--- Begin Records for this exercise ---

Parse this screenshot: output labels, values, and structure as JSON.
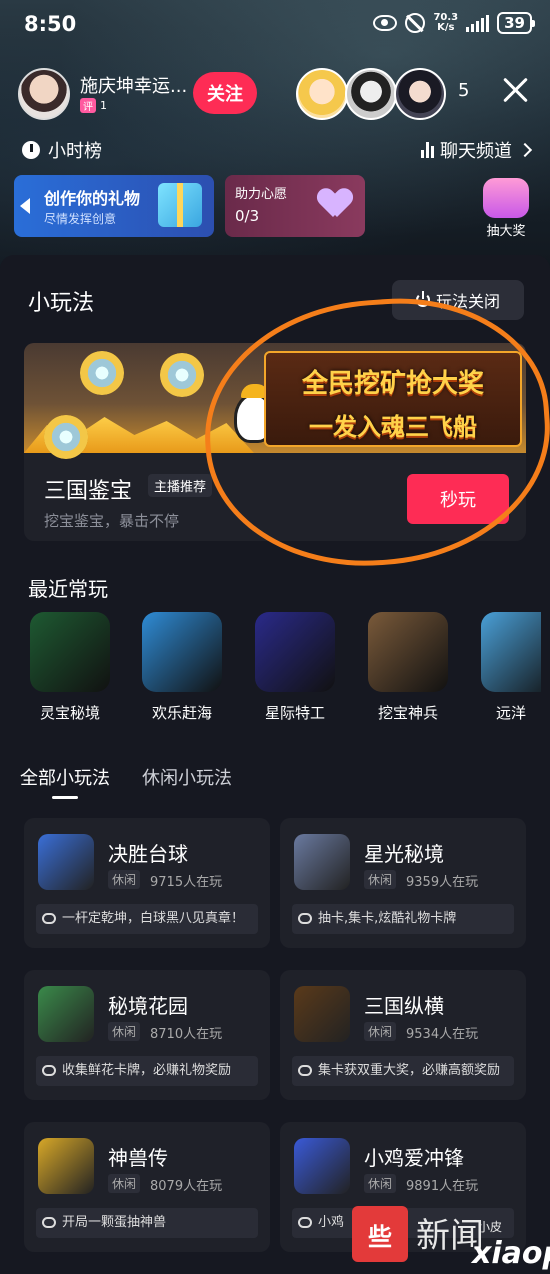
{
  "status_bar": {
    "time": "8:50",
    "net_speed_value": "70.3",
    "net_speed_unit": "K/s",
    "battery": "39"
  },
  "host": {
    "name": "施庆坤幸运...",
    "badge_tag": "评",
    "badge_level": "1",
    "follow_label": "关注"
  },
  "viewers": {
    "count": "5"
  },
  "rank": {
    "label": "小时榜"
  },
  "chat_channel": {
    "label": "聊天频道"
  },
  "gift_banner": {
    "title": "创作你的礼物",
    "subtitle": "尽情发挥创意"
  },
  "wish": {
    "title": "助力心愿",
    "progress": "0/3"
  },
  "lottery": {
    "label": "抽大奖"
  },
  "panel": {
    "title": "小玩法",
    "off_label": "玩法关闭"
  },
  "featured": {
    "name": "三国鉴宝",
    "tag": "主播推荐",
    "desc": "挖宝鉴宝，暴击不停",
    "promo_line1": "全民挖矿抢大奖",
    "promo_line2": "一发入魂三飞船",
    "play_label": "秒玩"
  },
  "recent": {
    "title": "最近常玩",
    "items": [
      {
        "label": "灵宝秘境",
        "color": "#1e5a32"
      },
      {
        "label": "欢乐赶海",
        "color": "#2f8cd6"
      },
      {
        "label": "星际特工",
        "color": "#2a2a8a"
      },
      {
        "label": "挖宝神兵",
        "color": "#7a5a3a"
      },
      {
        "label": "远洋",
        "color": "#4aa0d8"
      }
    ]
  },
  "tabs": [
    {
      "label": "全部小玩法"
    },
    {
      "label": "休闲小玩法"
    }
  ],
  "games": [
    {
      "name": "决胜台球",
      "tag": "休闲",
      "players": "9715人在玩",
      "desc": "一杆定乾坤，白球黑八见真章！",
      "color": "#3a6fd8"
    },
    {
      "name": "星光秘境",
      "tag": "休闲",
      "players": "9359人在玩",
      "desc": "抽卡,集卡,炫酷礼物卡牌",
      "color": "#6a7aa0"
    },
    {
      "name": "秘境花园",
      "tag": "休闲",
      "players": "8710人在玩",
      "desc": "收集鲜花卡牌，必赚礼物奖励",
      "color": "#3a8a4a"
    },
    {
      "name": "三国纵横",
      "tag": "休闲",
      "players": "9534人在玩",
      "desc": "集卡获双重大奖，必赚高额奖励",
      "color": "#5a3a1a"
    },
    {
      "name": "神兽传",
      "tag": "休闲",
      "players": "8079人在玩",
      "desc": "开局一颗蛋抽神兽",
      "color": "#d8a828"
    },
    {
      "name": "小鸡爱冲锋",
      "tag": "休闲",
      "players": "9891人在玩",
      "desc": "小鸡",
      "color": "#3a5ad8"
    }
  ],
  "watermark": {
    "box": "些",
    "text": "新闻",
    "small": "小皮",
    "brand": "xiaopi"
  },
  "colors": {
    "accent": "#fe2c55",
    "highlight_circle": "#f57e1a",
    "panel_bg": "#161821",
    "card_bg": "#1f2129"
  }
}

--- End Records for this exercise ---

The exercise: Reproduce each line of the records exactly, and omit every picture.

Result below:
Parse this screenshot: output labels, values, and structure as JSON.
{
  "status_bar": {
    "time": "8:50",
    "net_speed_value": "70.3",
    "net_speed_unit": "K/s",
    "battery": "39"
  },
  "host": {
    "name": "施庆坤幸运...",
    "badge_tag": "评",
    "badge_level": "1",
    "follow_label": "关注"
  },
  "viewers": {
    "count": "5"
  },
  "rank": {
    "label": "小时榜"
  },
  "chat_channel": {
    "label": "聊天频道"
  },
  "gift_banner": {
    "title": "创作你的礼物",
    "subtitle": "尽情发挥创意"
  },
  "wish": {
    "title": "助力心愿",
    "progress": "0/3"
  },
  "lottery": {
    "label": "抽大奖"
  },
  "panel": {
    "title": "小玩法",
    "off_label": "玩法关闭"
  },
  "featured": {
    "name": "三国鉴宝",
    "tag": "主播推荐",
    "desc": "挖宝鉴宝，暴击不停",
    "promo_line1": "全民挖矿抢大奖",
    "promo_line2": "一发入魂三飞船",
    "play_label": "秒玩"
  },
  "recent": {
    "title": "最近常玩",
    "items": [
      {
        "label": "灵宝秘境",
        "color": "#1e5a32"
      },
      {
        "label": "欢乐赶海",
        "color": "#2f8cd6"
      },
      {
        "label": "星际特工",
        "color": "#2a2a8a"
      },
      {
        "label": "挖宝神兵",
        "color": "#7a5a3a"
      },
      {
        "label": "远洋",
        "color": "#4aa0d8"
      }
    ]
  },
  "tabs": [
    {
      "label": "全部小玩法"
    },
    {
      "label": "休闲小玩法"
    }
  ],
  "games": [
    {
      "name": "决胜台球",
      "tag": "休闲",
      "players": "9715人在玩",
      "desc": "一杆定乾坤，白球黑八见真章！",
      "color": "#3a6fd8"
    },
    {
      "name": "星光秘境",
      "tag": "休闲",
      "players": "9359人在玩",
      "desc": "抽卡,集卡,炫酷礼物卡牌",
      "color": "#6a7aa0"
    },
    {
      "name": "秘境花园",
      "tag": "休闲",
      "players": "8710人在玩",
      "desc": "收集鲜花卡牌，必赚礼物奖励",
      "color": "#3a8a4a"
    },
    {
      "name": "三国纵横",
      "tag": "休闲",
      "players": "9534人在玩",
      "desc": "集卡获双重大奖，必赚高额奖励",
      "color": "#5a3a1a"
    },
    {
      "name": "神兽传",
      "tag": "休闲",
      "players": "8079人在玩",
      "desc": "开局一颗蛋抽神兽",
      "color": "#d8a828"
    },
    {
      "name": "小鸡爱冲锋",
      "tag": "休闲",
      "players": "9891人在玩",
      "desc": "小鸡",
      "color": "#3a5ad8"
    }
  ],
  "watermark": {
    "box": "些",
    "text": "新闻",
    "small": "小皮",
    "brand": "xiaopi"
  },
  "colors": {
    "accent": "#fe2c55",
    "highlight_circle": "#f57e1a",
    "panel_bg": "#161821",
    "card_bg": "#1f2129"
  }
}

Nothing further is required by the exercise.